### ENTRIES SUPPLIED
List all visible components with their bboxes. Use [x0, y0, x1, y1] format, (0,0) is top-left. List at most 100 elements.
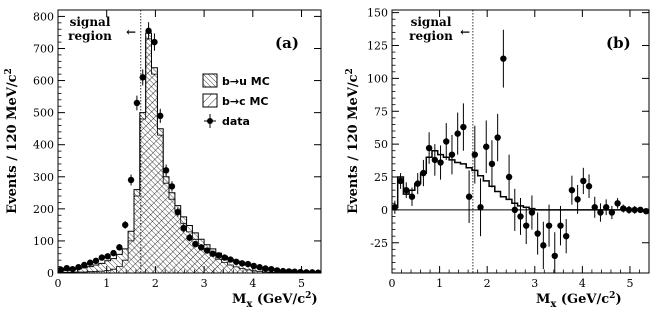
- data-marker: [99, 254, 105, 260]
- data-point: [245, 261, 251, 267]
- data-point: [69, 266, 75, 272]
- data-marker: [603, 204, 609, 210]
- data-marker: [643, 208, 649, 214]
- data-marker: [110, 250, 116, 256]
- x-tick-label: 4: [579, 277, 586, 290]
- data-point: [563, 219, 569, 253]
- data-point: [523, 207, 529, 244]
- y-tick-label: 300: [33, 171, 54, 184]
- data-marker: [163, 167, 169, 173]
- data-marker: [151, 39, 157, 45]
- data-point: [134, 96, 140, 111]
- data-marker: [580, 178, 586, 184]
- data-marker: [460, 124, 466, 130]
- data-point: [432, 144, 438, 176]
- data-point: [552, 232, 558, 279]
- data-point: [614, 198, 620, 209]
- data-marker: [529, 209, 535, 215]
- data-marker: [256, 264, 262, 270]
- panel-b-ylabel: Events / 120 MeV/c2: [345, 68, 361, 214]
- data-point: [292, 269, 298, 275]
- data-marker: [632, 207, 638, 213]
- data-marker: [415, 180, 421, 186]
- data-marker: [449, 151, 455, 157]
- data-marker: [145, 28, 151, 34]
- data-marker: [523, 222, 529, 228]
- data-point: [75, 264, 81, 270]
- data-point: [546, 205, 552, 247]
- data-point: [286, 268, 292, 274]
- data-point: [99, 254, 105, 260]
- data-point: [210, 251, 216, 257]
- x-tick-label: 1: [103, 277, 110, 290]
- data-point: [116, 244, 122, 250]
- data-marker: [552, 253, 558, 259]
- panel-a: 0 1 2 3 4 5 0 100 200 300 400 500 600 700 800 Events /…: [4, 10, 321, 310]
- y-tick-label: 75: [374, 105, 388, 118]
- x-tick-label: 3: [531, 277, 538, 290]
- panel-a-xlabel: Mx (GeV/c2): [232, 291, 318, 310]
- legend-bc-label: b→c MC: [222, 95, 268, 108]
- data-point: [309, 269, 315, 275]
- data-point: [626, 206, 632, 214]
- data-point: [449, 135, 455, 174]
- data-marker: [443, 138, 449, 144]
- data-point: [198, 244, 204, 250]
- data-marker: [506, 174, 512, 180]
- y-tick-label: 50: [374, 138, 388, 151]
- data-point: [157, 109, 163, 123]
- panel-b-label: (b): [606, 34, 631, 52]
- x-tick-label: 0: [55, 277, 62, 290]
- data-point: [204, 247, 210, 253]
- data-marker: [309, 269, 315, 275]
- data-point: [110, 250, 116, 256]
- data-marker: [180, 225, 186, 231]
- data-marker: [216, 252, 222, 258]
- data-marker: [432, 157, 438, 163]
- data-point: [557, 206, 563, 245]
- legend-bu-label: b→u MC: [222, 75, 270, 88]
- data-marker: [221, 254, 227, 260]
- data-marker: [494, 134, 500, 140]
- data-marker: [239, 260, 245, 266]
- x-tick-label: 2: [484, 277, 491, 290]
- data-point: [592, 197, 598, 218]
- data-point: [632, 206, 638, 214]
- data-marker: [245, 261, 251, 267]
- data-marker: [303, 269, 309, 275]
- data-marker: [297, 269, 303, 275]
- y-tick-label: 500: [33, 107, 54, 120]
- legend-bu-swatch: [203, 74, 217, 87]
- data-marker: [420, 170, 426, 176]
- y-tick-label: 0: [381, 204, 388, 217]
- panel-a-legend: b→u MC b→c MC data: [203, 74, 270, 128]
- x-tick-label: 1: [436, 277, 443, 290]
- data-marker: [251, 263, 257, 269]
- data-marker: [477, 204, 483, 210]
- panel-a-signal-text-1: signal: [70, 15, 111, 29]
- data-point: [104, 253, 110, 259]
- y-tick-label: 125: [367, 40, 388, 53]
- y-tick-label: 100: [367, 72, 388, 85]
- data-point: [233, 259, 239, 265]
- data-point: [151, 33, 157, 50]
- data-marker: [397, 178, 403, 184]
- data-point: [586, 174, 592, 198]
- data-marker: [403, 187, 409, 193]
- x-tick-label: 3: [201, 277, 208, 290]
- data-marker: [489, 161, 495, 167]
- data-marker: [437, 159, 443, 165]
- data-point: [221, 254, 227, 260]
- data-marker: [157, 113, 163, 119]
- data-marker: [204, 247, 210, 253]
- data-point: [256, 264, 262, 270]
- data-marker: [192, 241, 198, 247]
- data-marker: [574, 196, 580, 202]
- data-marker: [409, 194, 415, 200]
- data-point: [609, 206, 615, 219]
- legend-data-marker: [204, 114, 216, 128]
- panel-b-tick-labels: 0 1 2 3 4 5-250255075100125150: [367, 7, 633, 290]
- data-point: [580, 168, 586, 194]
- panel-b-signal-text-1: signal: [411, 15, 452, 29]
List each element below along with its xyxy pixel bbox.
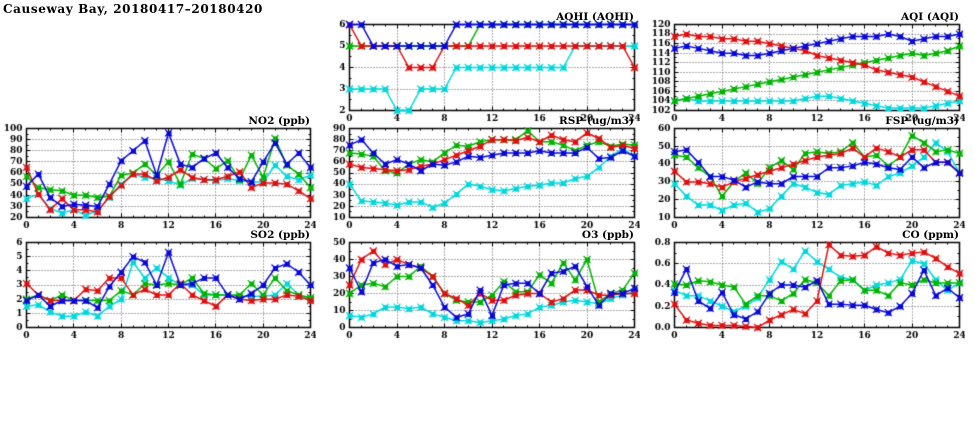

### SHORT EXERCISE
Could you copy every entry above verbatim, leaving out the pictures?

### EXERCISE RESULT
List all visible components with their bboxes. Use [x0, y0, x1, y1] format, (0,0) is top-left. List at most 100 elements.
- data-marker: [99, 254, 105, 260]
- data-point: [245, 261, 251, 267]
- data-point: [69, 266, 75, 272]
- data-marker: [603, 204, 609, 210]
- data-marker: [643, 208, 649, 214]
- data-marker: [110, 250, 116, 256]
- x-tick-label: 4: [579, 277, 586, 290]
- data-point: [563, 219, 569, 253]
- data-point: [523, 207, 529, 244]
- y-tick-label: 300: [33, 171, 54, 184]
- data-marker: [163, 167, 169, 173]
- data-marker: [151, 39, 157, 45]
- data-point: [134, 96, 140, 111]
- data-marker: [580, 178, 586, 184]
- data-marker: [460, 124, 466, 130]
- data-point: [432, 144, 438, 176]
- data-point: [552, 232, 558, 279]
- data-point: [614, 198, 620, 209]
- data-marker: [529, 209, 535, 215]
- data-marker: [256, 264, 262, 270]
- panel-b-ylabel: Events / 120 MeV/c2: [345, 68, 361, 214]
- data-point: [292, 269, 298, 275]
- data-marker: [632, 207, 638, 213]
- data-marker: [415, 180, 421, 186]
- data-marker: [449, 151, 455, 157]
- data-marker: [145, 28, 151, 34]
- data-marker: [523, 222, 529, 228]
- data-point: [75, 264, 81, 270]
- data-point: [546, 205, 552, 247]
- data-point: [286, 268, 292, 274]
- data-point: [99, 254, 105, 260]
- data-point: [210, 251, 216, 257]
- x-tick-label: 1: [103, 277, 110, 290]
- data-point: [116, 244, 122, 250]
- data-marker: [552, 253, 558, 259]
- panel-a: 0 1 2 3 4 5 0 100 200 300 400 500 600 700 800 Events /…: [4, 10, 321, 310]
- y-tick-label: 75: [374, 105, 388, 118]
- x-tick-label: 3: [531, 277, 538, 290]
- panel-a-xlabel: Mx (GeV/c2): [232, 291, 318, 310]
- legend-bc-label: b→c MC: [222, 95, 268, 108]
- data-point: [309, 269, 315, 275]
- data-point: [626, 206, 632, 214]
- data-point: [449, 135, 455, 174]
- data-marker: [443, 138, 449, 144]
- data-point: [198, 244, 204, 250]
- data-marker: [506, 174, 512, 180]
- y-tick-label: 50: [374, 138, 388, 151]
- data-point: [157, 109, 163, 123]
- panel-b-label: (b): [606, 34, 631, 52]
- x-tick-label: 0: [55, 277, 62, 290]
- data-point: [204, 247, 210, 253]
- data-marker: [309, 269, 315, 275]
- data-point: [110, 250, 116, 256]
- data-marker: [180, 225, 186, 231]
- data-marker: [216, 252, 222, 258]
- data-marker: [432, 157, 438, 163]
- data-point: [557, 206, 563, 245]
- legend-bu-label: b→u MC: [222, 75, 270, 88]
- data-marker: [221, 254, 227, 260]
- data-marker: [494, 134, 500, 140]
- data-marker: [239, 260, 245, 266]
- x-tick-label: 2: [484, 277, 491, 290]
- data-point: [592, 197, 598, 218]
- data-point: [632, 206, 638, 214]
- data-marker: [245, 261, 251, 267]
- data-marker: [303, 269, 309, 275]
- data-marker: [297, 269, 303, 275]
- y-tick-label: 500: [33, 107, 54, 120]
- legend-bu-swatch: [203, 74, 217, 87]
- data-marker: [420, 170, 426, 176]
- y-tick-label: 0: [381, 204, 388, 217]
- panel-a-legend: b→u MC b→c MC data: [203, 74, 270, 128]
- x-tick-label: 1: [436, 277, 443, 290]
- data-marker: [251, 263, 257, 269]
- data-marker: [477, 204, 483, 210]
- panel-a-signal-text-1: signal: [70, 15, 111, 29]
- data-point: [104, 253, 110, 259]
- y-tick-label: 125: [367, 40, 388, 53]
- y-tick-label: 100: [367, 72, 388, 85]
- data-point: [233, 259, 239, 265]
- data-point: [151, 33, 157, 50]
- data-marker: [397, 178, 403, 184]
- data-point: [586, 174, 592, 198]
- data-marker: [403, 187, 409, 193]
- x-tick-label: 3: [201, 277, 208, 290]
- data-marker: [489, 161, 495, 167]
- data-marker: [437, 159, 443, 165]
- data-point: [221, 254, 227, 260]
- data-marker: [157, 113, 163, 119]
- data-marker: [204, 247, 210, 253]
- data-point: [256, 264, 262, 270]
- data-marker: [192, 241, 198, 247]
- data-marker: [574, 196, 580, 202]
- data-marker: [409, 194, 415, 200]
- data-point: [609, 206, 615, 219]
- legend-data-marker: [204, 114, 216, 128]
- panel-b-tick-labels: 0 1 2 3 4 5-250255075100125150: [367, 7, 633, 290]
- data-point: [580, 168, 586, 194]
- panel-b-signal-text-1: signal: [411, 15, 452, 29]
List each element below along with its xyxy pixel bbox.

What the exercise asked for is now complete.